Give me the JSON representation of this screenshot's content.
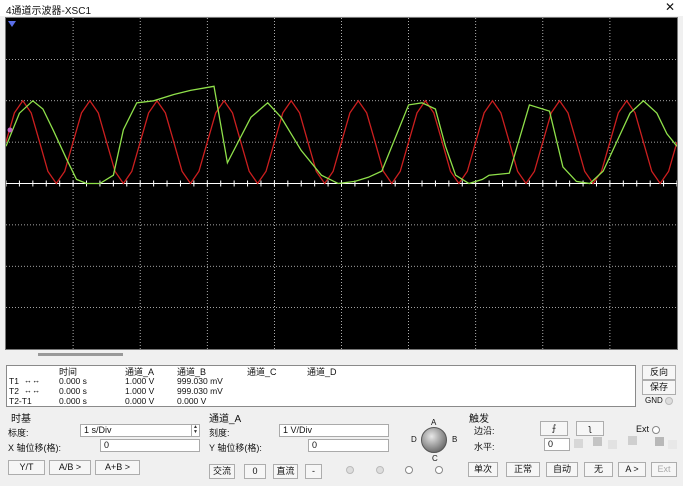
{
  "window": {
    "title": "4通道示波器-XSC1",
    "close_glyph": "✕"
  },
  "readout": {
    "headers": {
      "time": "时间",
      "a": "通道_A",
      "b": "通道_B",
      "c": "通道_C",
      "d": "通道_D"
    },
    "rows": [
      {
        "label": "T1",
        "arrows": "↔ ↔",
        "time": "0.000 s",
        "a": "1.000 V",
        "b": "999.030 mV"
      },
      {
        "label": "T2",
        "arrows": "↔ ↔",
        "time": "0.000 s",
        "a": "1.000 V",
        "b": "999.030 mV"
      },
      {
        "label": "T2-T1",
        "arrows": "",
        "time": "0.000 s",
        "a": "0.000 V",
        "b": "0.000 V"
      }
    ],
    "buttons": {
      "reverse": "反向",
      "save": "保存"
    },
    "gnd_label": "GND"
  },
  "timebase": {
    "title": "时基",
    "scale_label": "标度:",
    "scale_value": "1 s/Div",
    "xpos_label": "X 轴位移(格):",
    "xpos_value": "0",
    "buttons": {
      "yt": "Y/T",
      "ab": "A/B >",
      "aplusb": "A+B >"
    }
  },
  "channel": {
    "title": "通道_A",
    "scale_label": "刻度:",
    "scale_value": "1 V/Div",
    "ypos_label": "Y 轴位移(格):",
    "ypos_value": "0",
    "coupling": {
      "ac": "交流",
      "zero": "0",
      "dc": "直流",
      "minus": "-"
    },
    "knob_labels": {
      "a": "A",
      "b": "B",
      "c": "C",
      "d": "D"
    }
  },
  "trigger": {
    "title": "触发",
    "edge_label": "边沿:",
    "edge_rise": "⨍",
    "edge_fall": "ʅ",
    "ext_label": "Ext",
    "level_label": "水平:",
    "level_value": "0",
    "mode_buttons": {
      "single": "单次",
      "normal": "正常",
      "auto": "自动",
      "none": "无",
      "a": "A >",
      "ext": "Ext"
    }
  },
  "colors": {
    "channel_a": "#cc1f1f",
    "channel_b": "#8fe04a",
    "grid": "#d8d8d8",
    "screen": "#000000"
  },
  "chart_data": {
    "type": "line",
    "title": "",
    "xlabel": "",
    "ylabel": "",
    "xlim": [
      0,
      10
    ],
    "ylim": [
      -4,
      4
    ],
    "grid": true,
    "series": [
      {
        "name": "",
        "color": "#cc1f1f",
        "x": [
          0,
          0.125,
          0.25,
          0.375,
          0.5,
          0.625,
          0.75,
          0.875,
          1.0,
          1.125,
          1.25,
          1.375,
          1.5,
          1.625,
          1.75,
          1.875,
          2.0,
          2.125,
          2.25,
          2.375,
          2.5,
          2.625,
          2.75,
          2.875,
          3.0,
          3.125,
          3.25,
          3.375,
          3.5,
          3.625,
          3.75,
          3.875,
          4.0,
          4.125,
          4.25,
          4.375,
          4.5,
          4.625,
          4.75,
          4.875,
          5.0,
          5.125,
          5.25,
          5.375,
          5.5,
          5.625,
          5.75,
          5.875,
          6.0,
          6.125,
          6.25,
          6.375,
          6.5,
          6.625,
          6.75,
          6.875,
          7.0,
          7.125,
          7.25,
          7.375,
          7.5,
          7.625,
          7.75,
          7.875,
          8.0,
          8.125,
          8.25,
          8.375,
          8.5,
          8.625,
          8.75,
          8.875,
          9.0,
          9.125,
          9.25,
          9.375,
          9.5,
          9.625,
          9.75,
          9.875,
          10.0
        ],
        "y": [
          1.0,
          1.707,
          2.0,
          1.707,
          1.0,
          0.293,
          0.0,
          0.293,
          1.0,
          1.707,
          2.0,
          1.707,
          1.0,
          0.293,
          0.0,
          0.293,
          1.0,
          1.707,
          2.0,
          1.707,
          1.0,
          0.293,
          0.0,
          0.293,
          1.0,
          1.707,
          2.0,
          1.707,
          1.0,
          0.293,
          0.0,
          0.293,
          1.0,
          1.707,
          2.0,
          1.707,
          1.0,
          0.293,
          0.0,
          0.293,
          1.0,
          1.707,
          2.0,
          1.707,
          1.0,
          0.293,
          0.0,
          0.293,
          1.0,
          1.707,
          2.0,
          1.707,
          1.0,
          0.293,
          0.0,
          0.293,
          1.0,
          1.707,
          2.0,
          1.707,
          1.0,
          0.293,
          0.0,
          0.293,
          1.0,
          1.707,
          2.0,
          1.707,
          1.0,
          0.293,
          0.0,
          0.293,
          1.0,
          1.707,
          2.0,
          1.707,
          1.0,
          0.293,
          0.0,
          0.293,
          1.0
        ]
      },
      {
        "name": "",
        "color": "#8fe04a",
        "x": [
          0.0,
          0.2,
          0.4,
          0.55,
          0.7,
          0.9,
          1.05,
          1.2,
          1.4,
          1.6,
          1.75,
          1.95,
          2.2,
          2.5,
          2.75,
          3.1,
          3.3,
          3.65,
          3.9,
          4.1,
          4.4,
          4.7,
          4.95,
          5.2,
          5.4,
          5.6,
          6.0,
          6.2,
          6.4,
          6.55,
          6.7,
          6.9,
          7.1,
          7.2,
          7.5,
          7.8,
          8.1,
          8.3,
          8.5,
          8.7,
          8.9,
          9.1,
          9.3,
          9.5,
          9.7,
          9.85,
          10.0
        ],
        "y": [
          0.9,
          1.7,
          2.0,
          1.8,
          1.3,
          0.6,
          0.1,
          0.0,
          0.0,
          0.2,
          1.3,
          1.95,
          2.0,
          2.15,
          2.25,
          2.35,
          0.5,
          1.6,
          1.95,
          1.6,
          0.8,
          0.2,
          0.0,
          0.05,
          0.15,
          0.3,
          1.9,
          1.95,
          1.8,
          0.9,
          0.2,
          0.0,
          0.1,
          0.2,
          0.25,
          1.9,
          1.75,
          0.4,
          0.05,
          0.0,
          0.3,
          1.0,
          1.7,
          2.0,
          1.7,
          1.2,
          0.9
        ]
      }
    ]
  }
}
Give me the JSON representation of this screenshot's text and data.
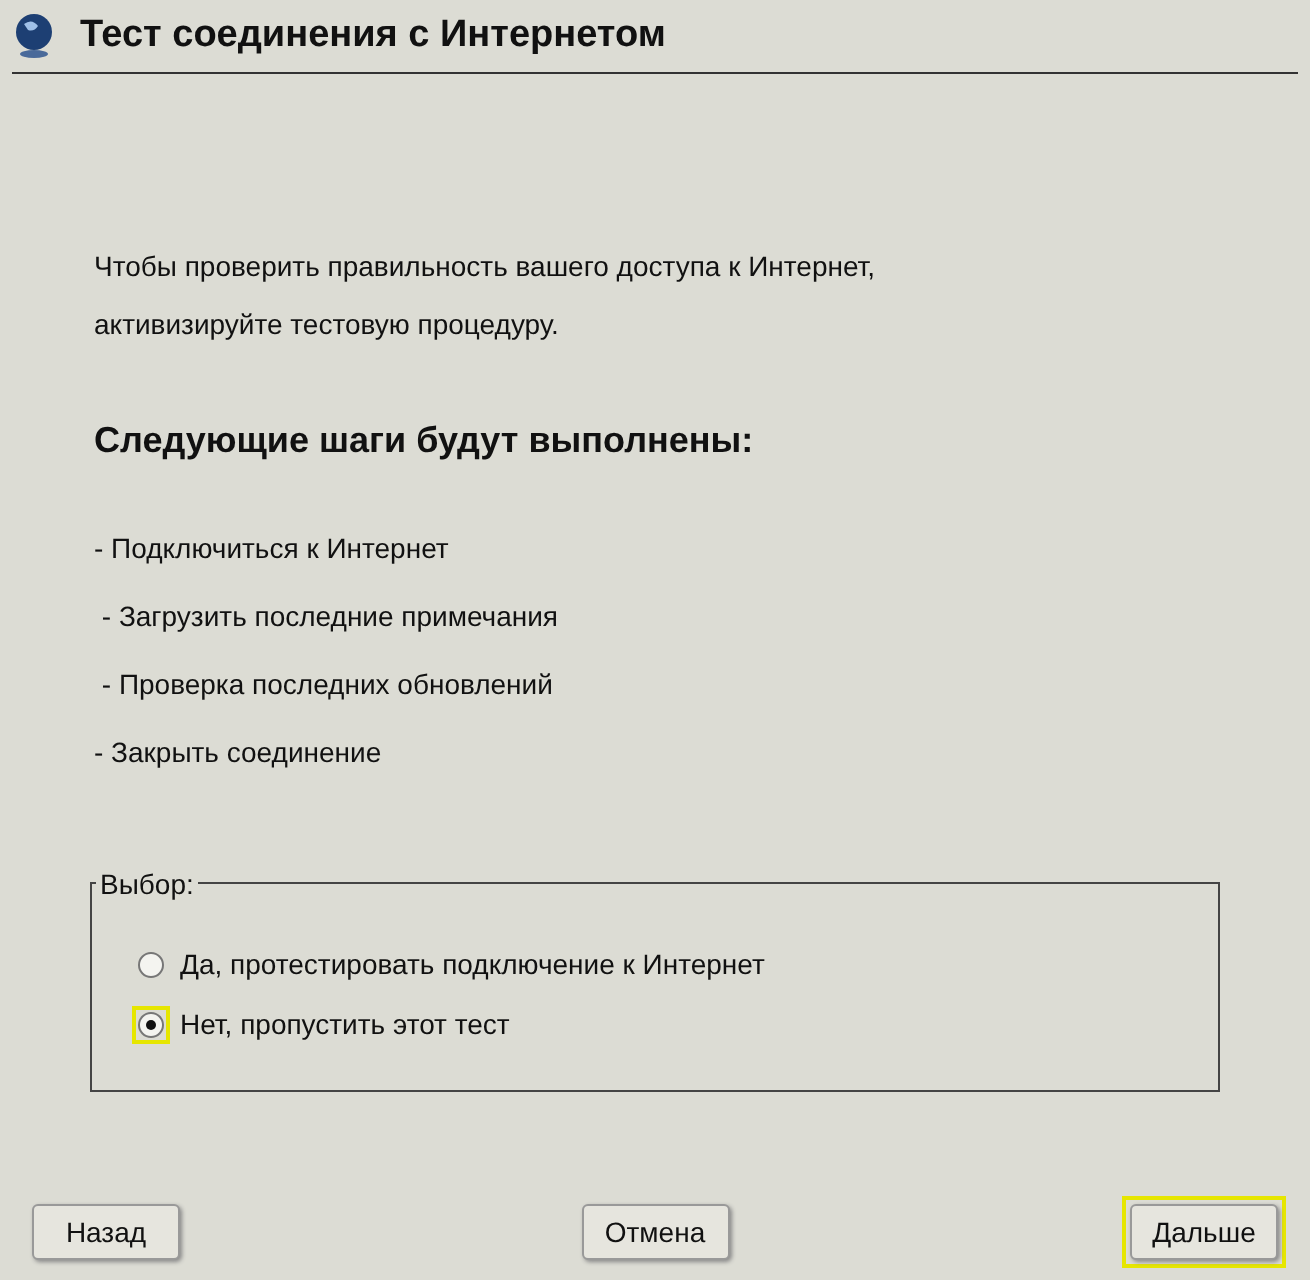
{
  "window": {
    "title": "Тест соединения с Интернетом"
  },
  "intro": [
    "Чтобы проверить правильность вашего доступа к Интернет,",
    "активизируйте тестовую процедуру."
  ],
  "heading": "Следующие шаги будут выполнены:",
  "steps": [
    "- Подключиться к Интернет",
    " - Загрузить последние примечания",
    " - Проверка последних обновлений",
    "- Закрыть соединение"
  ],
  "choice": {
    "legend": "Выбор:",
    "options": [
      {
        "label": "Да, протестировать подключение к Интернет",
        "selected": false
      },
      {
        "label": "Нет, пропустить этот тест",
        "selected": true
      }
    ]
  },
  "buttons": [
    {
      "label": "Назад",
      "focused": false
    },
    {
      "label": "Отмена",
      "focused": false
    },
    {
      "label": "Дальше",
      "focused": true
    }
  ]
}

++++++++++++++++++++

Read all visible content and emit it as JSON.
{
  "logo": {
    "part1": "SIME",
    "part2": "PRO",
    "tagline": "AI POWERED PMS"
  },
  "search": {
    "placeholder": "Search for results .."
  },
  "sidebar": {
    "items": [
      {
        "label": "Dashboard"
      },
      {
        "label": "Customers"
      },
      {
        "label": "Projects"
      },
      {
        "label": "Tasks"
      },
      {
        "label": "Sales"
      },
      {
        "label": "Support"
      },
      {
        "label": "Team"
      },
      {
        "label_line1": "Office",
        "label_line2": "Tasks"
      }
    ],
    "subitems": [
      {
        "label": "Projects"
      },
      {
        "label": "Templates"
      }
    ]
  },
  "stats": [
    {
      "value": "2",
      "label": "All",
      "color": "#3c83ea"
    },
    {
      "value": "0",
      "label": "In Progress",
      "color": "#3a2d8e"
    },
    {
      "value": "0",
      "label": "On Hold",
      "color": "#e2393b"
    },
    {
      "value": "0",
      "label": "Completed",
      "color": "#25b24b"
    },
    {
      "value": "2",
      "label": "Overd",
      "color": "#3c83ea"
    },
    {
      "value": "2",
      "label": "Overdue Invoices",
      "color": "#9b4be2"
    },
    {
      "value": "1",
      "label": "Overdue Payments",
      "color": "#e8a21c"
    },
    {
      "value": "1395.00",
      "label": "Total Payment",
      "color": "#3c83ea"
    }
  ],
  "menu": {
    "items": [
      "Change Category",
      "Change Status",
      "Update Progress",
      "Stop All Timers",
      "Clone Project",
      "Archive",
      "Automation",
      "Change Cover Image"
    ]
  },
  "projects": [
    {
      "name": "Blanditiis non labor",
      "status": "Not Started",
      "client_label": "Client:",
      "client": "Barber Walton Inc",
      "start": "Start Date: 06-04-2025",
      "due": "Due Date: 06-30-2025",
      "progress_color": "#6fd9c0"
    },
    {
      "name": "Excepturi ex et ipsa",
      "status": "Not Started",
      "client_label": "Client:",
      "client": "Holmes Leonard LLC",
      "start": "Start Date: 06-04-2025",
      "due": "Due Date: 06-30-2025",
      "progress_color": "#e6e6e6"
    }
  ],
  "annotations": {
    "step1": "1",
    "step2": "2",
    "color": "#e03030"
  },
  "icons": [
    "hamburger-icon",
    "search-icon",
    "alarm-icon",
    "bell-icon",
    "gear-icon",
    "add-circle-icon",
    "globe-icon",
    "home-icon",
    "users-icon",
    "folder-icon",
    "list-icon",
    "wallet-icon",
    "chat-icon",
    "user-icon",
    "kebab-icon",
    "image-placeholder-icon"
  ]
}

++++++++++++++++++++

§ What you are asked to do: Report how many lines of the entries hold the word "true". Nothing else is needed.

§ Exercise result: 3